Given exercise: Copy all lines of the listing that include the string "主な産駒".

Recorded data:
<<<<

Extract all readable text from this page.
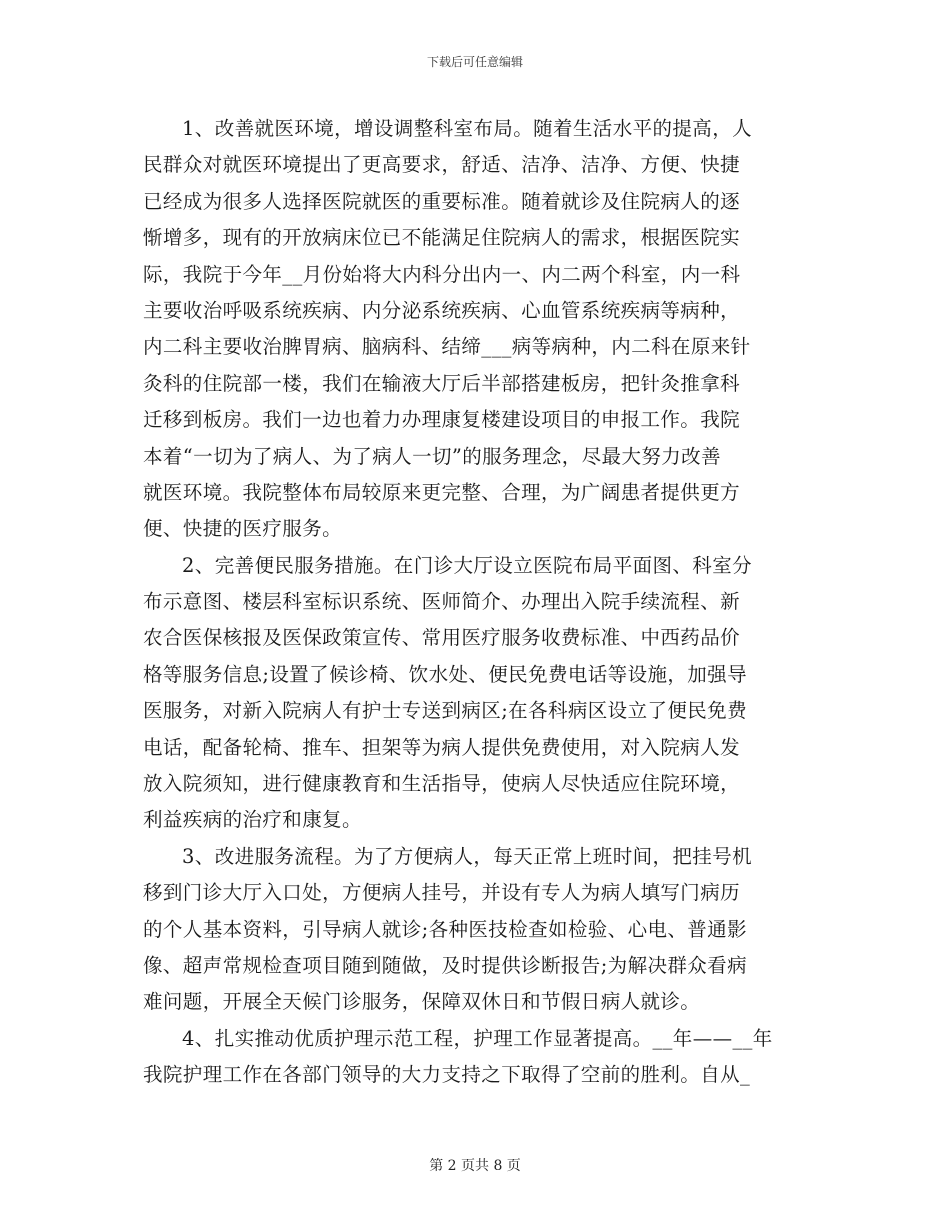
下载后可任意编辑
1、改善就医环境，增设调整科室布局。随着生活水平的提高，人
民群众对就医环境提出了更高要求，舒适、洁净、洁净、方便、快捷
已经成为很多人选择医院就医的重要标准。随着就诊及住院病人的逐
惭增多，现有的开放病床位已不能满足住院病人的需求，根据医院实
际，我院于今年__月份始将大内科分出内一、内二两个科室，内一科
主要收治呼吸系统疾病、内分泌系统疾病、心血管系统疾病等病种，
内二科主要收治脾胃病、脑病科、结缔___病等病种，内二科在原来针
灸科的住院部一楼，我们在输液大厅后半部搭建板房，把针灸推拿科
迁移到板房。我们一边也着力办理康复楼建设项目的申报工作。我院
本着“一切为了病人、为了病人一切”的服务理念，尽最大努力改善
就医环境。我院整体布局较原来更完整、合理，为广阔患者提供更方
便、快捷的医疗服务。
2、完善便民服务措施。在门诊大厅设立医院布局平面图、科室分
布示意图、楼层科室标识系统、医师简介、办理出入院手续流程、新
农合医保核报及医保政策宣传、常用医疗服务收费标准、中西药品价
格等服务信息;设置了候诊椅、饮水处、便民免费电话等设施，加强导
医服务，对新入院病人有护士专送到病区;在各科病区设立了便民免费
电话，配备轮椅、推车、担架等为病人提供免费使用，对入院病人发
放入院须知，进行健康教育和生活指导，使病人尽快适应住院环境，
利益疾病的治疗和康复。
3、改进服务流程。为了方便病人，每天正常上班时间，把挂号机
移到门诊大厅入口处，方便病人挂号，并设有专人为病人填写门病历
的个人基本资料，引导病人就诊;各种医技检查如检验、心电、普通影
像、超声常规检查项目随到随做，及时提供诊断报告;为解决群众看病
难问题，开展全天候门诊服务，保障双休日和节假日病人就诊。
4、扎实推动优质护理示范工程，护理工作显著提高。__年——__年
我院护理工作在各部门领导的大力支持之下取得了空前的胜利。自从_
第 2 页共 8 页
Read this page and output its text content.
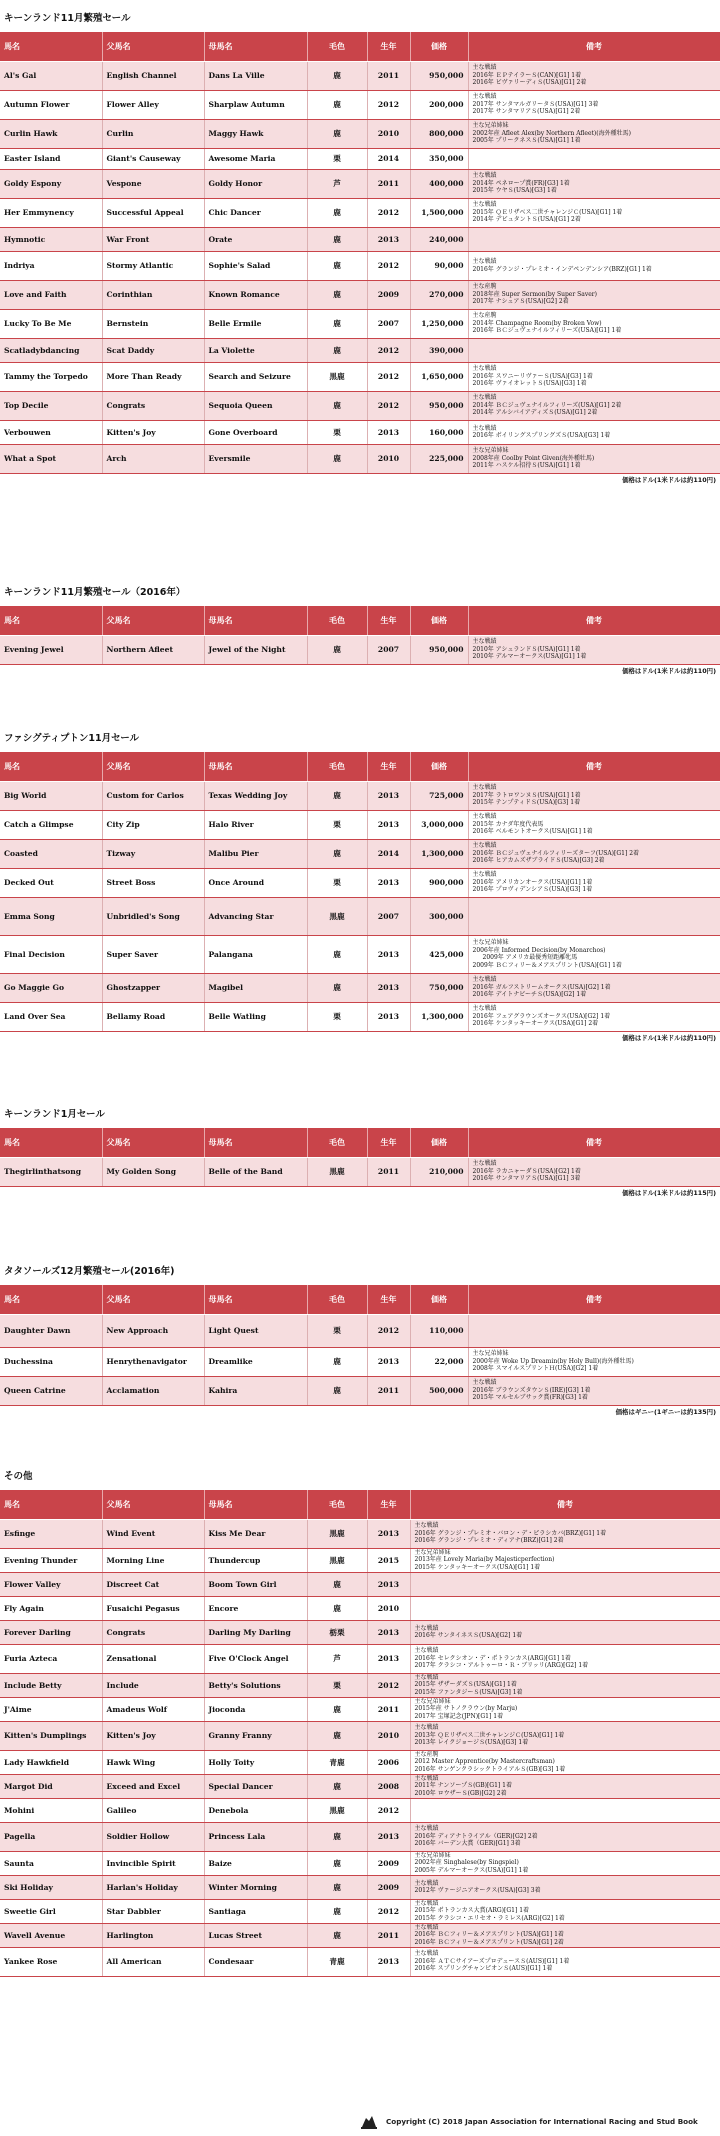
キーンランド11月繁殖セール
馬名	父馬名	母馬名	毛色	生年	価格	備考
Al's Gal	English Channel	Dans La Ville	鹿	2011	950,000	主な戦績
2016年 ＥＰテイラーＳ(CAN)[G1] 1着
2016年 ビヴァリーディＳ(USA)[G1] 2着

Autumn Flower	Flower Alley	Sharplaw Autumn	鹿	2012	200,000	主な戦績
2017年 サンタマルガリータＳ(USA)[G1] 3着
2017年 サンタマリアＳ(USA)[G1] 2着

Curlin Hawk	Curlin	Maggy Hawk	鹿	2010	800,000	主な兄弟姉妹
2002年産 Afleet Alex(by Northern Afleet)(海外種牡馬)
2005年 プリークネスＳ(USA)[G1] 1着

Easter Island	Giant's Causeway	Awesome Maria	栗	2014	350,000	
Goldy Espony	Vespone	Goldy Honor	芦	2011	400,000	主な戦績
2014年 ペネロープ賞(FR)[G3] 1着
2015年 ウヤＳ(USA)[G3] 1着

Her Emmynency	Successful Appeal	Chic Dancer	鹿	2012	1,500,000	主な戦績
2015年 ＱＥリザベス二世チャレンジＣ(USA)[G1] 1着
2014年 デビュタントＳ(USA)[G1] 2着

Hymnotic	War Front	Orate	鹿	2013	240,000	
Indriya	Stormy Atlantic	Sophie's Salad	鹿	2012	90,000	主な戦績
2016年 グランジ・プレミオ・インデペンデンシア(BRZ)[G1] 1着

Love and Faith	Corinthian	Known Romance	鹿	2009	270,000	主な産駒
2018年産 Super Sermon(by Super Saver)
2017年 ナシュアＳ(USA)[G2] 2着

Lucky To Be Me	Bernstein	Belle Ermile	鹿	2007	1,250,000	主な産駒
2014年 Champagne Room(by Broken Vow)
2016年 ＢＣジュヴェナイルフィリーズ(USA)[G1] 1着

Scatladybdancing	Scat Daddy	La Violette	鹿	2012	390,000	
Tammy the Torpedo	More Than Ready	Search and Seizure	黒鹿	2012	1,650,000	主な戦績
2016年 スワニーリヴァーＳ(USA)[G3] 1着
2016年 ヴァイオレットＳ(USA)[G3] 1着

Top Decile	Congrats	Sequoia Queen	鹿	2012	950,000	主な戦績
2014年 ＢＣジュヴェナイルフィリーズ(USA)[G1] 2着
2014年 アルシバイアディズＳ(USA)[G1] 2着

Verbouwen	Kitten's Joy	Gone Overboard	栗	2013	160,000	主な戦績
2016年 ボイリングスプリングズＳ(USA)[G3] 1着

What a Spot	Arch	Eversmile	鹿	2010	225,000	主な兄弟姉妹
2008年産 Coolby Point Given(海外種牡馬)
2011年 ハスケル招待Ｓ(USA)[G1] 1着
価格はドル(1米ドルは約110円)
キーンランド11月繁殖セール（2016年）
馬名	父馬名	母馬名	毛色	生年	価格	備考
Evening Jewel	Northern Afleet	Jewel of the Night	鹿	2007	950,000	主な戦績
2010年 アシュランドＳ(USA)[G1] 1着
2010年 デルマーオークス(USA)[G1] 1着
価格はドル(1米ドルは約110円)
ファシグティプトン11月セール
馬名	父馬名	母馬名	毛色	生年	価格	備考
Big World	Custom for Carlos	Texas Wedding Joy	鹿	2013	725,000	主な戦績
2017年 ラトロワンヌＳ(USA)[G1] 1着
2015年 テンプティドＳ(USA)[G3] 1着

Catch a Glimpse	City Zip	Halo River	栗	2013	3,000,000	主な戦績
2015年 カナダ年度代表馬
2016年 ベルモントオークス(USA)[G1] 1着

Coasted	Tizway	Malibu Pier	鹿	2014	1,300,000	主な戦績
2016年 ＢＣジュヴェナイルフィリーズターフ(USA)[G1] 2着
2016年 ヒアカムズザブライドＳ(USA)[G3] 2着

Decked Out	Street Boss	Once Around	栗	2013	900,000	主な戦績
2016年 アメリカンオークス(USA)[G1] 1着
2016年 プロヴィデンシアＳ(USA)[G3] 1着

Emma Song	Unbridled's Song	Advancing Star	黒鹿	2007	300,000	
Final Decision	Super Saver	Palangana	鹿	2013	425,000	主な兄弟姉妹
2006年産 Informed Decision(by Monarchos)
2009年 アメリカ最優秀短距離牝馬
2009年 ＢＣフィリー＆メアスプリント(USA)[G1] 1着

Go Maggie Go	Ghostzapper	Magibel	鹿	2013	750,000	主な戦績
2016年 ガルフストリームオークス(USA)[G2] 1着
2016年 デイトナビーチＳ(USA)[G2] 1着

Land Over Sea	Bellamy Road	Belle Watling	栗	2013	1,300,000	主な戦績
2016年 フェアグラウンズオークス(USA)[G2] 1着
2016年 ケンタッキーオークス(USA)[G1] 2着
価格はドル(1米ドルは約110円)
キーンランド1月セール
馬名	父馬名	母馬名	毛色	生年	価格	備考
Thegirlinthatsong	My Golden Song	Belle of the Band	黒鹿	2011	210,000	主な戦績
2016年 ラカニャーダＳ(USA)[G2] 1着
2016年 サンタマリアＳ(USA)[G1] 3着
価格はドル(1米ドルは約115円)
タタソールズ12月繁殖セール(2016年)
馬名	父馬名	母馬名	毛色	生年	価格	備考
Daughter Dawn	New Approach	Light Quest	栗	2012	110,000	
Duchessina	Henrythenavigator	Dreamlike	鹿	2013	22,000	主な兄弟姉妹
2000年産 Woke Up Dreamin(by Holy Bull)(海外種牡馬)
2008年 スマイルスプリントＨ(USA)[G2] 1着

Queen Catrine	Acclamation	Kahira	鹿	2011	500,000	主な戦績
2016年 ブラウンズタウンＳ(IRE)[G3] 1着
2015年 マルセルブサック賞(FR)[G3] 1着
価格はギニー(1ギニーは約135円)
その他
馬名	父馬名	母馬名	毛色	生年	備考
Esfinge	Wind Event	Kiss Me Dear	黒鹿	2013	主な戦績
2016年 グランジ・プレミオ・バロン・デ・ピラシカバ(BRZ)[G1] 1着
2016年 グランジ・プレミオ・ディアナ(BRZ)[G1] 2着

Evening Thunder	Morning Line	Thundercup	黒鹿	2015	主な兄弟姉妹
2013年産 Lovely Maria(by Majesticperfection)
2015年 ケンタッキーオークス(USA)[G1] 1着

Flower Valley	Discreet Cat	Boom Town Girl	鹿	2013	
Fly Again	Fusaichi Pegasus	Encore	鹿	2010	
Forever Darling	Congrats	Darling My Darling	栃栗	2013	主な戦績
2016年 サンタイネスＳ(USA)[G2] 1着

Furia Azteca	Zensational	Five O'Clock Angel	芦	2013	主な戦績
2016年 セレクシオン・デ・ポトランカス(ARG)[G1] 1着
2017年 クラシコ・アルトゥーロ・Ｒ・ブリッリ(ARG)[G2] 1着

Include Betty	Include	Betty's Solutions	栗	2012	主な戦績
2015年 ザザーダズＳ(USA)[G1] 1着
2015年 ファンタジーＳ(USA)[G3] 1着

J'Aime	Amadeus Wolf	Jioconda	鹿	2011	主な兄弟姉妹
2015年産 サトノクラウン(by Marju)
2017年 宝塚記念(JPN)[G1] 1着

Kitten's Dumplings	Kitten's Joy	Granny Franny	鹿	2010	主な戦績
2013年 ＱＥリザベス二世チャレンジＣ(USA)[G1] 1着
2013年 レイクジョージＳ(USA)[G3] 1着

Lady Hawkfield	Hawk Wing	Holly Toity	青鹿	2006	主な産駒
2012 Master Apprentice(by Mastercraftsman)
2016年 サンゲンクラシックトライアルＳ(GB)[G3] 1着

Margot Did	Exceed and Excel	Special Dancer	鹿	2008	主な戦績
2011年 ナンソープＳ(GB)[G1] 1着
2010年 ロウザーＳ(GB)[G2] 2着

Mohini	Galileo	Denebola	黒鹿	2012	
Pagella	Soldier Hollow	Princess Lala	鹿	2013	主な戦績
2016年 ディアナトライアル（GER)[G2] 2着
2016年 バーデン大賞（GER)[G1] 3着

Saunta	Invincible Spirit	Baize	鹿	2009	主な兄弟姉妹
2002年産 Singhalese(by Singspiel)
2005年 デルマーオークス(USA)[G1] 1着

Ski Holiday	Harlan's Holiday	Winter Morning	鹿	2009	主な戦績
2012年 ヴァージニアオークス(USA)[G3] 3着

Sweetie Girl	Star Dabbler	Santiaga	鹿	2012	主な戦績
2015年 ポトランカス大賞(ARG)[G1] 1着
2015年 クラシコ・エリセオ・ラミレス(ARG)[G2] 1着

Wavell Avenue	Harlington	Lucas Street	鹿	2011	主な戦績
2016年 ＢＣフィリー＆メアスプリント(USA)[G1] 1着
2016年 ＢＣフィリー＆メアスプリント(USA)[G1] 2着

Yankee Rose	All American	Condesaar	青鹿	2013	主な戦績
2016年 ＡＴＣサイアーズプロデュースＳ(AUS)[G1] 1着
2016年 スプリングチャンピオンＳ(AUS)[G1] 1着
Copyright (C) 2018 Japan Association for International Racing and Stud Book
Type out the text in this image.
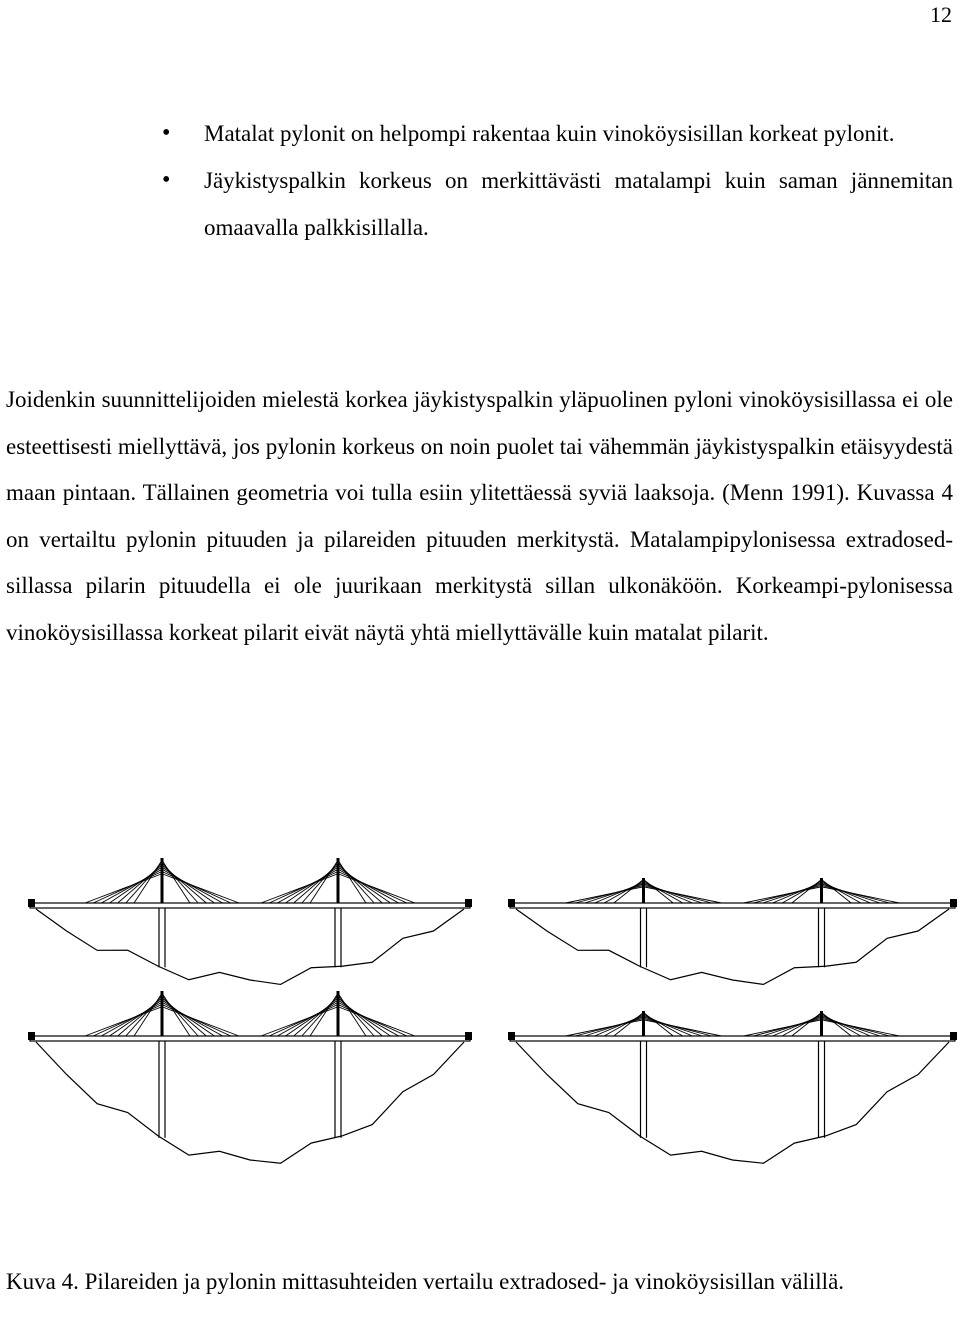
12
• Matalat pylonit on helpompi rakentaa kuin vinoköysisillan korkeat pylonit.
• Jäykistyspalkin korkeus on merkittävästi matalampi kuin saman jännemitan omaavalla palkkisillalla.

Joidenkin suunnittelijoiden mielestä korkea jäykistyspalkin yläpuolinen pyloni vinoköysisillassa ei ole esteettisesti miellyttävä, jos pylonin korkeus on noin puolet tai vähemmän jäykistyspalkin etäisyydestä maan pintaan. Tällainen geometria voi tulla esiin ylitettäessä syviä laaksoja. (Menn 1991). Kuvassa 4 on vertailtu pylonin pituuden ja pilareiden pituuden merkitystä. Matalampipylonisessa extradosed-sillassa pilarin pituudella ei ole juurikaan merkitystä sillan ulkonäköön. Korkeampi-pylonisessa vinoköysisillassa korkeat pilarit eivät näytä yhtä miellyttävälle kuin matalat pilarit.

Kuva 4. Pilareiden ja pylonin mittasuhteiden vertailu extradosed- ja vinoköysisillan välillä.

>>>>

Exercise response:
Love and Faith	Corinthian	Known Romance	鹿	2009	270,000	主な産駒
Lucky To Be Me	Bernstein	Belle Ermile	鹿	2007	1,250,000	主な産駒
Lady Hawkfield	Hawk Wing	Holly Toity	青鹿	2006	主な産駒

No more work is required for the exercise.